Your task is to return, word for word, only the lines from the line with "Give me the" through the close of the data. Exclude all pictures.

——————

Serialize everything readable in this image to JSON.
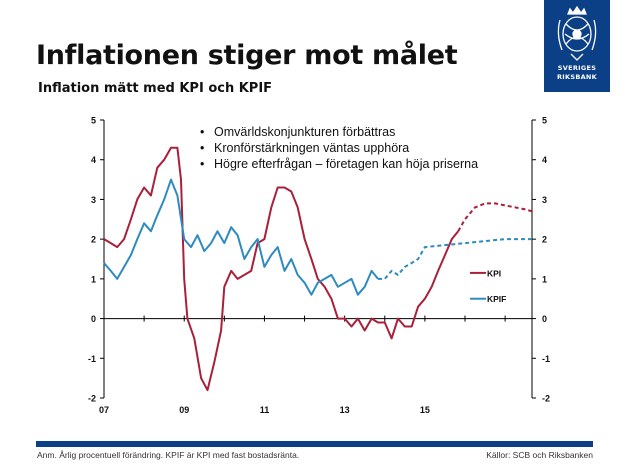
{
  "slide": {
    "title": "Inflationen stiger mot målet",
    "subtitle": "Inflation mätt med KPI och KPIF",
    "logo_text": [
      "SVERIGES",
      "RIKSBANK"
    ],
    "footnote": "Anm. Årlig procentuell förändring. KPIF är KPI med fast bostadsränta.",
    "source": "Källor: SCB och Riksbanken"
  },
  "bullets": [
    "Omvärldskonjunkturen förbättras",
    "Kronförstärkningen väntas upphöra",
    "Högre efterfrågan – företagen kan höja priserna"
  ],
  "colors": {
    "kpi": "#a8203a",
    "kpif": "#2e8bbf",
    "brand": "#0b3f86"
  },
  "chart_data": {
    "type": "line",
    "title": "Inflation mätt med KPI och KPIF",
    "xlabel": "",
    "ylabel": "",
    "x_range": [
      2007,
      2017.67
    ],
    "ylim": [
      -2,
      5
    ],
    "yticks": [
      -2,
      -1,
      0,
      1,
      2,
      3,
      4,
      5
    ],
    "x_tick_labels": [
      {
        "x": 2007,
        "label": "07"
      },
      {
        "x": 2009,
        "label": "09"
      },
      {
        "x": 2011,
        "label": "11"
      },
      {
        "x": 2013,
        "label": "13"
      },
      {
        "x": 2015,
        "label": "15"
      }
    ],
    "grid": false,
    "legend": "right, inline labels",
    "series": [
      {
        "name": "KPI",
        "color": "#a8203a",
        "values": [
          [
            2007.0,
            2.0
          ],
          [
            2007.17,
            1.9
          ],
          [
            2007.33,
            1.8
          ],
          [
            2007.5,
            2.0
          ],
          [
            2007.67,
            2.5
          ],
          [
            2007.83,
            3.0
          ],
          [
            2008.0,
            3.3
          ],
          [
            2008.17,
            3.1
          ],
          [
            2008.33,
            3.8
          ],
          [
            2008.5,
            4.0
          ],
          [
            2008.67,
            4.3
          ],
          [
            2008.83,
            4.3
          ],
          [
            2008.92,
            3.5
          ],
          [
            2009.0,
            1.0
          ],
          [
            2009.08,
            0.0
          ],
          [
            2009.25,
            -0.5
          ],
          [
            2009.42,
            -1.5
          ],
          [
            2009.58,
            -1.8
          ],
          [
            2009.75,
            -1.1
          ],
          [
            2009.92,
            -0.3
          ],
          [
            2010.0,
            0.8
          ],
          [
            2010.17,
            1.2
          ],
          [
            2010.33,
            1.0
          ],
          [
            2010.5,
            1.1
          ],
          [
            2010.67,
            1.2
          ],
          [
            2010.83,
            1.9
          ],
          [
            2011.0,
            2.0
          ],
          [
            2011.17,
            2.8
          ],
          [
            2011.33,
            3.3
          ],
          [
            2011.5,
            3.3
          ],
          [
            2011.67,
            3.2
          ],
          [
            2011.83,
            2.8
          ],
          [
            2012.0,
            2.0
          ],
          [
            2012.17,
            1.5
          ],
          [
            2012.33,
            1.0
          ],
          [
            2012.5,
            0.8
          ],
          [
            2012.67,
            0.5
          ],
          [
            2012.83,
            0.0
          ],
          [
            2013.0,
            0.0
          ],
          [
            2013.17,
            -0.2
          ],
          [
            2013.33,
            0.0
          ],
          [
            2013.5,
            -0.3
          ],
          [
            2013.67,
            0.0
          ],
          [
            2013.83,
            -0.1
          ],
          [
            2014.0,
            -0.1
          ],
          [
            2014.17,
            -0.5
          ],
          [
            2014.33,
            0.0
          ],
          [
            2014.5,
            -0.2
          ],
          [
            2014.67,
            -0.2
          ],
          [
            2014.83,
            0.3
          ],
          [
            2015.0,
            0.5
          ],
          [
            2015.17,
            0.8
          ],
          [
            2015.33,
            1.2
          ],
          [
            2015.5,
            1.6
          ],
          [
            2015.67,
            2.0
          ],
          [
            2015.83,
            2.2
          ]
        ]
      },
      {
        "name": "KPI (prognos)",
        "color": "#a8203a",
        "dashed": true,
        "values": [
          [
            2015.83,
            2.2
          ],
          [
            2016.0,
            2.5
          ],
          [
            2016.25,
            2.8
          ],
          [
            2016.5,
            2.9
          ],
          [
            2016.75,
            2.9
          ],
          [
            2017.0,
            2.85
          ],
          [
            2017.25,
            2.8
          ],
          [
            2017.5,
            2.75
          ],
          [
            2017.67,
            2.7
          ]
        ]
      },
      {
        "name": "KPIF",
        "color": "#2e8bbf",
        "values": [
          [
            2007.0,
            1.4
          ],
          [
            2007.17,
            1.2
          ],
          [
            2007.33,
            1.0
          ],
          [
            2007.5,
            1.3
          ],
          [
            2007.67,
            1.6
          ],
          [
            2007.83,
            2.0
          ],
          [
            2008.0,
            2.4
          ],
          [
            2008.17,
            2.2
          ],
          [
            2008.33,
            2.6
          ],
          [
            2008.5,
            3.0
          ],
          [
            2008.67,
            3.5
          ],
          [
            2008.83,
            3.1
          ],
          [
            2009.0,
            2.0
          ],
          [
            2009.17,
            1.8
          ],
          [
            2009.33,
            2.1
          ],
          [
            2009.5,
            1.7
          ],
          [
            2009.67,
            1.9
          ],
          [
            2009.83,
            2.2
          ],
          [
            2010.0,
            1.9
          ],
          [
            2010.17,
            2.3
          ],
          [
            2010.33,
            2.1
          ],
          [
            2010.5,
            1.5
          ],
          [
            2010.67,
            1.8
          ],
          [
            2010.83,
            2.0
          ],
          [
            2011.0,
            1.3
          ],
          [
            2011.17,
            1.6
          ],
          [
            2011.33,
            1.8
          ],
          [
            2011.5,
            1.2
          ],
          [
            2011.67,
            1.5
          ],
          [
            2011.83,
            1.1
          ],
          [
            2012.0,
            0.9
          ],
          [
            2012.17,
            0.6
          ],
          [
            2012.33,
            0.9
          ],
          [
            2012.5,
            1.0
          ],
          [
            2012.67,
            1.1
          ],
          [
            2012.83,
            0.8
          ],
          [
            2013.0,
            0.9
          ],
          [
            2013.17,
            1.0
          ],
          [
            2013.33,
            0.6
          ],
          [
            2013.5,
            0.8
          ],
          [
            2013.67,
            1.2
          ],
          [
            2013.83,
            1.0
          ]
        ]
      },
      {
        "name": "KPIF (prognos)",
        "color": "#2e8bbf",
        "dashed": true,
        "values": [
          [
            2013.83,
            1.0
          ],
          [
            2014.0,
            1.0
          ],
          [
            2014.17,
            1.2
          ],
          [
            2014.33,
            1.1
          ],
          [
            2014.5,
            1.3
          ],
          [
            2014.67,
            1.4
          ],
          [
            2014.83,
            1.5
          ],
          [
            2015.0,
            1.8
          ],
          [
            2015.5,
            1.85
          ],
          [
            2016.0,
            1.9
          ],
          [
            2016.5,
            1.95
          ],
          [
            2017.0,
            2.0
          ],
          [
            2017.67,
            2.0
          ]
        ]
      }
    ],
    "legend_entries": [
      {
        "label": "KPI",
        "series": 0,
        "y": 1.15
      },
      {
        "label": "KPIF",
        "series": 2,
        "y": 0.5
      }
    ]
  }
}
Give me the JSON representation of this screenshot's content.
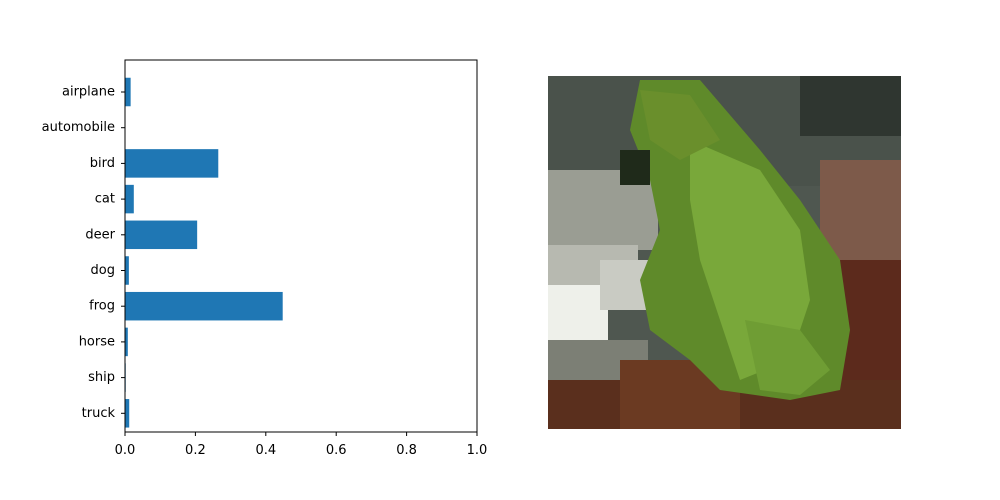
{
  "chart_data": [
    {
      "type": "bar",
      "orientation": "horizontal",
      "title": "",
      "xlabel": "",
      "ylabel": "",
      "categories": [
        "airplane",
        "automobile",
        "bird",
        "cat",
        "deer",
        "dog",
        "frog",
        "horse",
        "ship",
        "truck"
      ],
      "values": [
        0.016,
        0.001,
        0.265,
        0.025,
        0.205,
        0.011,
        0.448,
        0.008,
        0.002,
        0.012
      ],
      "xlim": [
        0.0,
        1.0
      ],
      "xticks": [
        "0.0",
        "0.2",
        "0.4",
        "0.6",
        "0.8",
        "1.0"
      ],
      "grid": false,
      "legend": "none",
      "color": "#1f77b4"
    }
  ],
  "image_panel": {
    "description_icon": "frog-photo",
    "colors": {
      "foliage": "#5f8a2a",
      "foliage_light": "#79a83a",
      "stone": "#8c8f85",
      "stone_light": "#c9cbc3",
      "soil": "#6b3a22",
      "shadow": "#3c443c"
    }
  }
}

——————

WORKED SOLUTION:
Give me the JSON representation of this screenshot's content.
{
  "chart_data": [
    {
      "type": "bar",
      "orientation": "horizontal",
      "title": "",
      "xlabel": "",
      "ylabel": "",
      "categories": [
        "airplane",
        "automobile",
        "bird",
        "cat",
        "deer",
        "dog",
        "frog",
        "horse",
        "ship",
        "truck"
      ],
      "values": [
        0.016,
        0.001,
        0.265,
        0.025,
        0.205,
        0.011,
        0.448,
        0.008,
        0.002,
        0.012
      ],
      "xlim": [
        0.0,
        1.0
      ],
      "xticks": [
        "0.0",
        "0.2",
        "0.4",
        "0.6",
        "0.8",
        "1.0"
      ],
      "grid": false,
      "legend": "none",
      "color": "#1f77b4"
    }
  ],
  "image_panel": {
    "description_icon": "frog-photo",
    "colors": {
      "foliage": "#5f8a2a",
      "foliage_light": "#79a83a",
      "stone": "#8c8f85",
      "stone_light": "#c9cbc3",
      "soil": "#6b3a22",
      "shadow": "#3c443c"
    }
  }
}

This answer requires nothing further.